### TASK DIRECTIONS
Will you transcribe the entries that follow, exactly and in full?

### RECORDS FOR PROCESSING
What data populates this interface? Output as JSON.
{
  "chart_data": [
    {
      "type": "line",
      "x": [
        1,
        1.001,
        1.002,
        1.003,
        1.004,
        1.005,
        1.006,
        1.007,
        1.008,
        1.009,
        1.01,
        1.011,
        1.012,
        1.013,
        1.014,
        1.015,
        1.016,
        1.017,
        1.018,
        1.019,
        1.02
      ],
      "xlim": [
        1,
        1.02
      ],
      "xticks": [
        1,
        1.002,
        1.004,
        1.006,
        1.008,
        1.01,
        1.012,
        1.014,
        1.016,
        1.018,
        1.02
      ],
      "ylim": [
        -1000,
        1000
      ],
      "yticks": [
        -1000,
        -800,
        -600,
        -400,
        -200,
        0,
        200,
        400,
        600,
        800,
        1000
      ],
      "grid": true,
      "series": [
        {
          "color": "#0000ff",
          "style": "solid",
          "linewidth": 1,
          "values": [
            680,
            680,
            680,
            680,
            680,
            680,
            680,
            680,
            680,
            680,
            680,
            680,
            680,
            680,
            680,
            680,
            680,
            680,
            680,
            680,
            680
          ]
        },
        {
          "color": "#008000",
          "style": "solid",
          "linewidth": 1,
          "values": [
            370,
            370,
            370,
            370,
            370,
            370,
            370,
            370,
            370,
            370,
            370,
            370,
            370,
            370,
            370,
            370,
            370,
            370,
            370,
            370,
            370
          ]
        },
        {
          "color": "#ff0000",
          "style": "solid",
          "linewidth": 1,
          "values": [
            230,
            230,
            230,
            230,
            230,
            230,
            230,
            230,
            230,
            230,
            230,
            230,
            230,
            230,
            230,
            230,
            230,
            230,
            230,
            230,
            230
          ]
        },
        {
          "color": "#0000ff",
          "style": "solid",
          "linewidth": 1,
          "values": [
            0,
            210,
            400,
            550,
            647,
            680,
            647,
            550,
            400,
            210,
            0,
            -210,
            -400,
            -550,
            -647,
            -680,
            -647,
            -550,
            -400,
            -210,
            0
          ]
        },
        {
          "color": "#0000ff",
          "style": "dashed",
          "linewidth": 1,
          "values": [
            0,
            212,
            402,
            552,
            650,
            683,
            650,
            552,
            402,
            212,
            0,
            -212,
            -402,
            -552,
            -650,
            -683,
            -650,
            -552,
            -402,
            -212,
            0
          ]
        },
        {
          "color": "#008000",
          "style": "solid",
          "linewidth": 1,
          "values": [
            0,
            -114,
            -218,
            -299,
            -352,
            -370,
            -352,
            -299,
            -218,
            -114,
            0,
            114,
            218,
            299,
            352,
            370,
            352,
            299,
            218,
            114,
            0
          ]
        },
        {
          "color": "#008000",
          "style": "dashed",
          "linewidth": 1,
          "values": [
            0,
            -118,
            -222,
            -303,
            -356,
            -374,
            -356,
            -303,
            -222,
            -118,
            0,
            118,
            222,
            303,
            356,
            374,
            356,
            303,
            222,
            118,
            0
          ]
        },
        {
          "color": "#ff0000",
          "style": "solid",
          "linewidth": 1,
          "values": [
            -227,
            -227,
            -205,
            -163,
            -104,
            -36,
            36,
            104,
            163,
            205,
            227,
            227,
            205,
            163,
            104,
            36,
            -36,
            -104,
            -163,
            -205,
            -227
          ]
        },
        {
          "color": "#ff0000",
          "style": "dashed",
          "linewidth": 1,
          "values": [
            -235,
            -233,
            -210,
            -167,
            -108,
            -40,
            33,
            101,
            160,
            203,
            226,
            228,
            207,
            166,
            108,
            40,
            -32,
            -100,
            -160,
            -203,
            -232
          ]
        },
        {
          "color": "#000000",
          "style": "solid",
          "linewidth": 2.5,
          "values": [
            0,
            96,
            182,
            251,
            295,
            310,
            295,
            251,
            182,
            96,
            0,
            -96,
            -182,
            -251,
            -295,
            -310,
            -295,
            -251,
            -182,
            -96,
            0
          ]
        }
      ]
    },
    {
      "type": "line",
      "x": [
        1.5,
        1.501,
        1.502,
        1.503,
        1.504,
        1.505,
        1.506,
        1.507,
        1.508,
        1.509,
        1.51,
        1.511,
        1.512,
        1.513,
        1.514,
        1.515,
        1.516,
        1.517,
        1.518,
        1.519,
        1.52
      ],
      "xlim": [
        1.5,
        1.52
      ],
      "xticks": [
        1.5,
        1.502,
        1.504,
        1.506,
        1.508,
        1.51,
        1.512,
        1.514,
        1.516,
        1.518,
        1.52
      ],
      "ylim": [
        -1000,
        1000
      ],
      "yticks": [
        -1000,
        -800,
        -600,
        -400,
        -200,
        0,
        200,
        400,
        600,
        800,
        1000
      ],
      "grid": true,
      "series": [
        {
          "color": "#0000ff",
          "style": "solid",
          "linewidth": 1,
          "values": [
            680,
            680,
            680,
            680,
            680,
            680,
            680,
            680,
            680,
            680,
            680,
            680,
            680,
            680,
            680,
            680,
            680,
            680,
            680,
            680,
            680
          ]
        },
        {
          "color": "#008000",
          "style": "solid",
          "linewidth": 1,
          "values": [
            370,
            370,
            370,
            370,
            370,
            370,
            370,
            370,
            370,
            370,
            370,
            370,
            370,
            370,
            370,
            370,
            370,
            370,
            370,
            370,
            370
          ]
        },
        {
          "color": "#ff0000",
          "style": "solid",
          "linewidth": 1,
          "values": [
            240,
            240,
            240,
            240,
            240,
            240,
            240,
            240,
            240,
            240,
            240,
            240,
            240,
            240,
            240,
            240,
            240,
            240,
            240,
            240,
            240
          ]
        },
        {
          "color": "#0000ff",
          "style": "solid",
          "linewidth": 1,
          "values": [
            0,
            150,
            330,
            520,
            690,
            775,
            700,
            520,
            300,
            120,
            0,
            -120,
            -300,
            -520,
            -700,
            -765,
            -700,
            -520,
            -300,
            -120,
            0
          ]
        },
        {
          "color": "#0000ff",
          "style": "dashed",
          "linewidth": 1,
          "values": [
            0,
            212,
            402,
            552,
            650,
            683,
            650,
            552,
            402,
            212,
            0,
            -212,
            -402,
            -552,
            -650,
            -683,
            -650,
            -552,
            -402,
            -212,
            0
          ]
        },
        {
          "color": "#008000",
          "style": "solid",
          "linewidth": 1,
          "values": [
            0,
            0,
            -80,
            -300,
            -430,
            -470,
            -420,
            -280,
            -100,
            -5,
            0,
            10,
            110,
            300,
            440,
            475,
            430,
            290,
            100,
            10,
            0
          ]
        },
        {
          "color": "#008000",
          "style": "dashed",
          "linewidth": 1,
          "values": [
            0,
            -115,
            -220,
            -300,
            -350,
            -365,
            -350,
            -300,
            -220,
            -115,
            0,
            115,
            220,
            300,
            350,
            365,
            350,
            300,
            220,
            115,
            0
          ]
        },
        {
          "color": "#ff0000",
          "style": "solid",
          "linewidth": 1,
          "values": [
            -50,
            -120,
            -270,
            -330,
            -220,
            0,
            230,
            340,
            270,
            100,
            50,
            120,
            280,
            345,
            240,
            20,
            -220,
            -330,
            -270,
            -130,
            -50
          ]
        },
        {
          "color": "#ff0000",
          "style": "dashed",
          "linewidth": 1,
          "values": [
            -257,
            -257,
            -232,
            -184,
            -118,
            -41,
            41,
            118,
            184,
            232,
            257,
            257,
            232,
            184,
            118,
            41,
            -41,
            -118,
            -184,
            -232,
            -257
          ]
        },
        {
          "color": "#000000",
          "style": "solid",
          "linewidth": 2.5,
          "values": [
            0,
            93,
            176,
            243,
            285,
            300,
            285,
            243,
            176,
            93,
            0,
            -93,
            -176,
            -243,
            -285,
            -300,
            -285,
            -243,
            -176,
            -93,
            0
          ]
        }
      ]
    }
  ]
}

### SOLUTION TO THIS PROBLEM
What data populates this interface? Output as JSON.
{
  "chart_data": [
    {
      "type": "line",
      "x": [
        1,
        1.001,
        1.002,
        1.003,
        1.004,
        1.005,
        1.006,
        1.007,
        1.008,
        1.009,
        1.01,
        1.011,
        1.012,
        1.013,
        1.014,
        1.015,
        1.016,
        1.017,
        1.018,
        1.019,
        1.02
      ],
      "xlim": [
        1,
        1.02
      ],
      "xticks": [
        1,
        1.002,
        1.004,
        1.006,
        1.008,
        1.01,
        1.012,
        1.014,
        1.016,
        1.018,
        1.02
      ],
      "ylim": [
        -1000,
        1000
      ],
      "yticks": [
        -1000,
        -800,
        -600,
        -400,
        -200,
        0,
        200,
        400,
        600,
        800,
        1000
      ],
      "grid": true,
      "series": [
        {
          "color": "#0000ff",
          "style": "solid",
          "linewidth": 1,
          "values": [
            680,
            680,
            680,
            680,
            680,
            680,
            680,
            680,
            680,
            680,
            680,
            680,
            680,
            680,
            680,
            680,
            680,
            680,
            680,
            680,
            680
          ]
        },
        {
          "color": "#008000",
          "style": "solid",
          "linewidth": 1,
          "values": [
            370,
            370,
            370,
            370,
            370,
            370,
            370,
            370,
            370,
            370,
            370,
            370,
            370,
            370,
            370,
            370,
            370,
            370,
            370,
            370,
            370
          ]
        },
        {
          "color": "#ff0000",
          "style": "solid",
          "linewidth": 1,
          "values": [
            230,
            230,
            230,
            230,
            230,
            230,
            230,
            230,
            230,
            230,
            230,
            230,
            230,
            230,
            230,
            230,
            230,
            230,
            230,
            230,
            230
          ]
        },
        {
          "color": "#0000ff",
          "style": "solid",
          "linewidth": 1,
          "values": [
            0,
            210,
            400,
            550,
            647,
            680,
            647,
            550,
            400,
            210,
            0,
            -210,
            -400,
            -550,
            -647,
            -680,
            -647,
            -550,
            -400,
            -210,
            0
          ]
        },
        {
          "color": "#0000ff",
          "style": "dashed",
          "linewidth": 1,
          "values": [
            0,
            212,
            402,
            552,
            650,
            683,
            650,
            552,
            402,
            212,
            0,
            -212,
            -402,
            -552,
            -650,
            -683,
            -650,
            -552,
            -402,
            -212,
            0
          ]
        },
        {
          "color": "#008000",
          "style": "solid",
          "linewidth": 1,
          "values": [
            0,
            -114,
            -218,
            -299,
            -352,
            -370,
            -352,
            -299,
            -218,
            -114,
            0,
            114,
            218,
            299,
            352,
            370,
            352,
            299,
            218,
            114,
            0
          ]
        },
        {
          "color": "#008000",
          "style": "dashed",
          "linewidth": 1,
          "values": [
            0,
            -118,
            -222,
            -303,
            -356,
            -374,
            -356,
            -303,
            -222,
            -118,
            0,
            118,
            222,
            303,
            356,
            374,
            356,
            303,
            222,
            118,
            0
          ]
        },
        {
          "color": "#ff0000",
          "style": "solid",
          "linewidth": 1,
          "values": [
            -227,
            -227,
            -205,
            -163,
            -104,
            -36,
            36,
            104,
            163,
            205,
            227,
            227,
            205,
            163,
            104,
            36,
            -36,
            -104,
            -163,
            -205,
            -227
          ]
        },
        {
          "color": "#ff0000",
          "style": "dashed",
          "linewidth": 1,
          "values": [
            -235,
            -233,
            -210,
            -167,
            -108,
            -40,
            33,
            101,
            160,
            203,
            226,
            228,
            207,
            166,
            108,
            40,
            -32,
            -100,
            -160,
            -203,
            -232
          ]
        },
        {
          "color": "#000000",
          "style": "solid",
          "linewidth": 2.5,
          "values": [
            0,
            96,
            182,
            251,
            295,
            310,
            295,
            251,
            182,
            96,
            0,
            -96,
            -182,
            -251,
            -295,
            -310,
            -295,
            -251,
            -182,
            -96,
            0
          ]
        }
      ]
    },
    {
      "type": "line",
      "x": [
        1.5,
        1.501,
        1.502,
        1.503,
        1.504,
        1.505,
        1.506,
        1.507,
        1.508,
        1.509,
        1.51,
        1.511,
        1.512,
        1.513,
        1.514,
        1.515,
        1.516,
        1.517,
        1.518,
        1.519,
        1.52
      ],
      "xlim": [
        1.5,
        1.52
      ],
      "xticks": [
        1.5,
        1.502,
        1.504,
        1.506,
        1.508,
        1.51,
        1.512,
        1.514,
        1.516,
        1.518,
        1.52
      ],
      "ylim": [
        -1000,
        1000
      ],
      "yticks": [
        -1000,
        -800,
        -600,
        -400,
        -200,
        0,
        200,
        400,
        600,
        800,
        1000
      ],
      "grid": true,
      "series": [
        {
          "color": "#0000ff",
          "style": "solid",
          "linewidth": 1,
          "values": [
            680,
            680,
            680,
            680,
            680,
            680,
            680,
            680,
            680,
            680,
            680,
            680,
            680,
            680,
            680,
            680,
            680,
            680,
            680,
            680,
            680
          ]
        },
        {
          "color": "#008000",
          "style": "solid",
          "linewidth": 1,
          "values": [
            370,
            370,
            370,
            370,
            370,
            370,
            370,
            370,
            370,
            370,
            370,
            370,
            370,
            370,
            370,
            370,
            370,
            370,
            370,
            370,
            370
          ]
        },
        {
          "color": "#ff0000",
          "style": "solid",
          "linewidth": 1,
          "values": [
            240,
            240,
            240,
            240,
            240,
            240,
            240,
            240,
            240,
            240,
            240,
            240,
            240,
            240,
            240,
            240,
            240,
            240,
            240,
            240,
            240
          ]
        },
        {
          "color": "#0000ff",
          "style": "solid",
          "linewidth": 1,
          "values": [
            0,
            150,
            330,
            520,
            690,
            775,
            700,
            520,
            300,
            120,
            0,
            -120,
            -300,
            -520,
            -700,
            -765,
            -700,
            -520,
            -300,
            -120,
            0
          ]
        },
        {
          "color": "#0000ff",
          "style": "dashed",
          "linewidth": 1,
          "values": [
            0,
            212,
            402,
            552,
            650,
            683,
            650,
            552,
            402,
            212,
            0,
            -212,
            -402,
            -552,
            -650,
            -683,
            -650,
            -552,
            -402,
            -212,
            0
          ]
        },
        {
          "color": "#008000",
          "style": "solid",
          "linewidth": 1,
          "values": [
            0,
            0,
            -80,
            -300,
            -430,
            -470,
            -420,
            -280,
            -100,
            -5,
            0,
            10,
            110,
            300,
            440,
            475,
            430,
            290,
            100,
            10,
            0
          ]
        },
        {
          "color": "#008000",
          "style": "dashed",
          "linewidth": 1,
          "values": [
            0,
            -115,
            -220,
            -300,
            -350,
            -365,
            -350,
            -300,
            -220,
            -115,
            0,
            115,
            220,
            300,
            350,
            365,
            350,
            300,
            220,
            115,
            0
          ]
        },
        {
          "color": "#ff0000",
          "style": "solid",
          "linewidth": 1,
          "values": [
            -50,
            -120,
            -270,
            -330,
            -220,
            0,
            230,
            340,
            270,
            100,
            50,
            120,
            280,
            345,
            240,
            20,
            -220,
            -330,
            -270,
            -130,
            -50
          ]
        },
        {
          "color": "#ff0000",
          "style": "dashed",
          "linewidth": 1,
          "values": [
            -257,
            -257,
            -232,
            -184,
            -118,
            -41,
            41,
            118,
            184,
            232,
            257,
            257,
            232,
            184,
            118,
            41,
            -41,
            -118,
            -184,
            -232,
            -257
          ]
        },
        {
          "color": "#000000",
          "style": "solid",
          "linewidth": 2.5,
          "values": [
            0,
            93,
            176,
            243,
            285,
            300,
            285,
            243,
            176,
            93,
            0,
            -93,
            -176,
            -243,
            -285,
            -300,
            -285,
            -243,
            -176,
            -93,
            0
          ]
        }
      ]
    }
  ]
}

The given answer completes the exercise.